Provided records:
========

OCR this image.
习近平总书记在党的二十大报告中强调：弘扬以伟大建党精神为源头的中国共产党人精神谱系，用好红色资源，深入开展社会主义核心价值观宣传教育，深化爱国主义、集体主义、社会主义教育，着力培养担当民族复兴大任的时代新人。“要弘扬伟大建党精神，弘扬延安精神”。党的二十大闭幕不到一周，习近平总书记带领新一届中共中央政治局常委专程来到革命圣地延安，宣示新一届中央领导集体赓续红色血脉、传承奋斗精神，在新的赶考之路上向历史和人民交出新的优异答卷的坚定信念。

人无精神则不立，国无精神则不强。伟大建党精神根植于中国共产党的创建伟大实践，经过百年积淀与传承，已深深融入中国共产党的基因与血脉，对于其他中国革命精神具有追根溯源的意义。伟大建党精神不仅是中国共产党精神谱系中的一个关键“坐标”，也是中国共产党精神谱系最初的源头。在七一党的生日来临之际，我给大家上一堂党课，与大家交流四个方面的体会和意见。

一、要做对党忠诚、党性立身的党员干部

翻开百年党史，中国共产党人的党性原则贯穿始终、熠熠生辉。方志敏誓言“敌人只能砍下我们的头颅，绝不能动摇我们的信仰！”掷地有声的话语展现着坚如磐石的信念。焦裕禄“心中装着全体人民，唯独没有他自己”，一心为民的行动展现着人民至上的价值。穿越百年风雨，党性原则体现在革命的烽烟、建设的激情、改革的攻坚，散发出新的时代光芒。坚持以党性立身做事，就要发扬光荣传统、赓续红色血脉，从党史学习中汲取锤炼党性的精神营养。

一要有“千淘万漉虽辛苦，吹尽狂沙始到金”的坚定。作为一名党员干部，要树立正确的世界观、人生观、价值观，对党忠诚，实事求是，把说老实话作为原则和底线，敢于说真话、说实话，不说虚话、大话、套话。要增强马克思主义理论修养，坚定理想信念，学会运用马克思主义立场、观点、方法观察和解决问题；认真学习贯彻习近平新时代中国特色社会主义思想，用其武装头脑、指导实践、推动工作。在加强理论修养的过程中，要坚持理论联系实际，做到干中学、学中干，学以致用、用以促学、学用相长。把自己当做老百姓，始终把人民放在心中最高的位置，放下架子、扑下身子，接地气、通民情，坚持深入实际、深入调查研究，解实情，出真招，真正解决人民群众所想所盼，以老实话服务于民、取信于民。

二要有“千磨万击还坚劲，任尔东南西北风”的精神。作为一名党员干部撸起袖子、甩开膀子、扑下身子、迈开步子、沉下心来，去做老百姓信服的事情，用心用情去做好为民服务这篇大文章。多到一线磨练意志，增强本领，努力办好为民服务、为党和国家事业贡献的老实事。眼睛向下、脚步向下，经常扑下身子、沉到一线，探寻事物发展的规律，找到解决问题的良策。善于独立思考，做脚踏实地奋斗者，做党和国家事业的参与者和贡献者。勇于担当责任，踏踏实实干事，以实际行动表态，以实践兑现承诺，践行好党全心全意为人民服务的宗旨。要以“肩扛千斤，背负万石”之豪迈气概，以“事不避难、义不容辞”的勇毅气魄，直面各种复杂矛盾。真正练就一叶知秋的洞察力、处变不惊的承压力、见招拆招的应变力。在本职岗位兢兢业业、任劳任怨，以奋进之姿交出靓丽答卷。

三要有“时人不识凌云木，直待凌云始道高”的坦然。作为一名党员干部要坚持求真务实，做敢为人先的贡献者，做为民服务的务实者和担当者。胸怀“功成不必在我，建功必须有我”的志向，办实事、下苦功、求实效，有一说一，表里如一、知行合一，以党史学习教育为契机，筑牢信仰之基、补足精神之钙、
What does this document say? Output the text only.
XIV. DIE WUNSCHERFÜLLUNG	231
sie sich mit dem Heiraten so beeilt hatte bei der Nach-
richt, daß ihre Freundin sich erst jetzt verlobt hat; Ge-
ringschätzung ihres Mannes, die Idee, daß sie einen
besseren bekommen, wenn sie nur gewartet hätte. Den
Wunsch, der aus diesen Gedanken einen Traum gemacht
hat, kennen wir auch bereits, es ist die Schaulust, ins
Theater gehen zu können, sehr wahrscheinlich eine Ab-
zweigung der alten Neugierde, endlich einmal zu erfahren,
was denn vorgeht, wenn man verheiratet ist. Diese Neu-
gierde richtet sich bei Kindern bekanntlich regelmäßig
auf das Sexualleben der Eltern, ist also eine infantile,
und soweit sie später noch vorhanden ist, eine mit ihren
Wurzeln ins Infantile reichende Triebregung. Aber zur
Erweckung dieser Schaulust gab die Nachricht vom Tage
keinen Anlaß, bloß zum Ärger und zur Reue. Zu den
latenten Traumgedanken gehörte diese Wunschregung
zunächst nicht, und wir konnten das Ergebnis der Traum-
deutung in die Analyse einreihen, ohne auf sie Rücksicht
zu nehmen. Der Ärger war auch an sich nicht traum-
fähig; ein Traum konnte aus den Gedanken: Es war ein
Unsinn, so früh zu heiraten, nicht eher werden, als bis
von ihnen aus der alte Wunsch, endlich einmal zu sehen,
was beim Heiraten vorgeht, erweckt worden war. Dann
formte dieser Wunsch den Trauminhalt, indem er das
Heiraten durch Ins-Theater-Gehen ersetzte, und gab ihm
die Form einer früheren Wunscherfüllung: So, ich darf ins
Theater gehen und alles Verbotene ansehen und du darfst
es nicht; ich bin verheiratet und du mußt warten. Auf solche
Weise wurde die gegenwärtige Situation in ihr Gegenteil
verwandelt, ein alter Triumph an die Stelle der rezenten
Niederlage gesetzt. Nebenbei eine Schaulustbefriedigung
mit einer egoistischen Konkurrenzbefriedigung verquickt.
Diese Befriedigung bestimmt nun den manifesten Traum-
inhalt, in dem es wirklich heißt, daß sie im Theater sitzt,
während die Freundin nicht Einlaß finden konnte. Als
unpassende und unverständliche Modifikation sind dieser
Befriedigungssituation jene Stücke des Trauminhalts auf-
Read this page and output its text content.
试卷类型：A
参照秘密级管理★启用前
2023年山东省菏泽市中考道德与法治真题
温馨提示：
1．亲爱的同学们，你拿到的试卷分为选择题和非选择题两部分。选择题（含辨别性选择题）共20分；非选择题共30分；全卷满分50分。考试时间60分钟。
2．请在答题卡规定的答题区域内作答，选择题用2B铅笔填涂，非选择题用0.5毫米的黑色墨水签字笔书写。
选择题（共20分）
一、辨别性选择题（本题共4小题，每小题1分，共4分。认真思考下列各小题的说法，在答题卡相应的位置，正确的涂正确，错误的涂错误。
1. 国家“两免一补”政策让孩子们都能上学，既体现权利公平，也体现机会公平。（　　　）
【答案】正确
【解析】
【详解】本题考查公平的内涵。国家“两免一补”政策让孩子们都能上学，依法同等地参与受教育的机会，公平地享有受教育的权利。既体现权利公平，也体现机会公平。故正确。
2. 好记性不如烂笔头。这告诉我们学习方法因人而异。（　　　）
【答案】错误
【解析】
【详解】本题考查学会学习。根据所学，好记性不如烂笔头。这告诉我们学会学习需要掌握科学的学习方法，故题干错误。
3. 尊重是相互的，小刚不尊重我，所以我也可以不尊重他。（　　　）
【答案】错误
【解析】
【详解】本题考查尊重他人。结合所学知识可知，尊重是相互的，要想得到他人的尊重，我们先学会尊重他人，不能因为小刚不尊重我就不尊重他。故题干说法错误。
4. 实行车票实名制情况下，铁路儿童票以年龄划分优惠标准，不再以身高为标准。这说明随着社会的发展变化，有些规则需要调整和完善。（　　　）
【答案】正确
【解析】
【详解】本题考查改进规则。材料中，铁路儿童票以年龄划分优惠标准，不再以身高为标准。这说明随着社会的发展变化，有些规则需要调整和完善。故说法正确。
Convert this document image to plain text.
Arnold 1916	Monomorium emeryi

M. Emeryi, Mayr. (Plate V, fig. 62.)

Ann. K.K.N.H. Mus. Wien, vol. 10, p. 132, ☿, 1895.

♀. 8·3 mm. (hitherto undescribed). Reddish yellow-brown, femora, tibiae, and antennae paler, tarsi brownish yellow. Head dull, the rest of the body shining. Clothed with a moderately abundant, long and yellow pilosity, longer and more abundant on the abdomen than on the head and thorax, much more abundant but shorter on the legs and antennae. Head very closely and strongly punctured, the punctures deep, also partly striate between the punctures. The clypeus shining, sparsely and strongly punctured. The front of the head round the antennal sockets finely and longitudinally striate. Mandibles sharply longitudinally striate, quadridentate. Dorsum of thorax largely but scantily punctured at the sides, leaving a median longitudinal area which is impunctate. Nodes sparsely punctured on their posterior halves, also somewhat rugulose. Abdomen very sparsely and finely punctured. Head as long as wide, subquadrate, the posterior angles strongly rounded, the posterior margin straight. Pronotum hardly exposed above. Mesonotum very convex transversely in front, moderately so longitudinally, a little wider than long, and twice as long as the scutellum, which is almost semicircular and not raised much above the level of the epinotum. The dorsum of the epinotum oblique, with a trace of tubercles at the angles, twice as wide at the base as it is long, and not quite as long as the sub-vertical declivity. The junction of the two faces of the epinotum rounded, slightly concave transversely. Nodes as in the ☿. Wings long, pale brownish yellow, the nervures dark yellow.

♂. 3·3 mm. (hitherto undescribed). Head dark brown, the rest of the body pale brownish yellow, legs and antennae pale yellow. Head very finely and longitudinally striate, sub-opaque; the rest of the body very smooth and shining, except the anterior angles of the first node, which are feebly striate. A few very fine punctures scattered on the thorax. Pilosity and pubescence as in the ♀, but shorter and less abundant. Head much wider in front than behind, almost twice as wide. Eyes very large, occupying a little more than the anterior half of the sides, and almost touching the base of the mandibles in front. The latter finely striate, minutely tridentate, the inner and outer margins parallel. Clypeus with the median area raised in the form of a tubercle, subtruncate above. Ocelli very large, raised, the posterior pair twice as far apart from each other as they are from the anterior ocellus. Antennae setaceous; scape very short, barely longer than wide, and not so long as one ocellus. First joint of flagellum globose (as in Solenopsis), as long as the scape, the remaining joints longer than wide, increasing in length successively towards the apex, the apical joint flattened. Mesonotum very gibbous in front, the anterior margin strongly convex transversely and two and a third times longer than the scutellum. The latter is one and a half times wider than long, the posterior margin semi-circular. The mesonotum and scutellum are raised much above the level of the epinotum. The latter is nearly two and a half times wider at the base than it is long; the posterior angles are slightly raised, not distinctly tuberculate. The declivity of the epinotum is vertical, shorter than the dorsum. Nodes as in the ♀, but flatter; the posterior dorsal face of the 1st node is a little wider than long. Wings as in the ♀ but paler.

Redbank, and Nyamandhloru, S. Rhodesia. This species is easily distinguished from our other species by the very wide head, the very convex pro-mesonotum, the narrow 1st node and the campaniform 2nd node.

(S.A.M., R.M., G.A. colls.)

========

Go through the data and gather every line that holds "wenn".

Task answer:
besseren bekommen, wenn sie nur gewartet hätte. Den
was denn vorgeht, wenn man verheiratet ist. Diese Neu-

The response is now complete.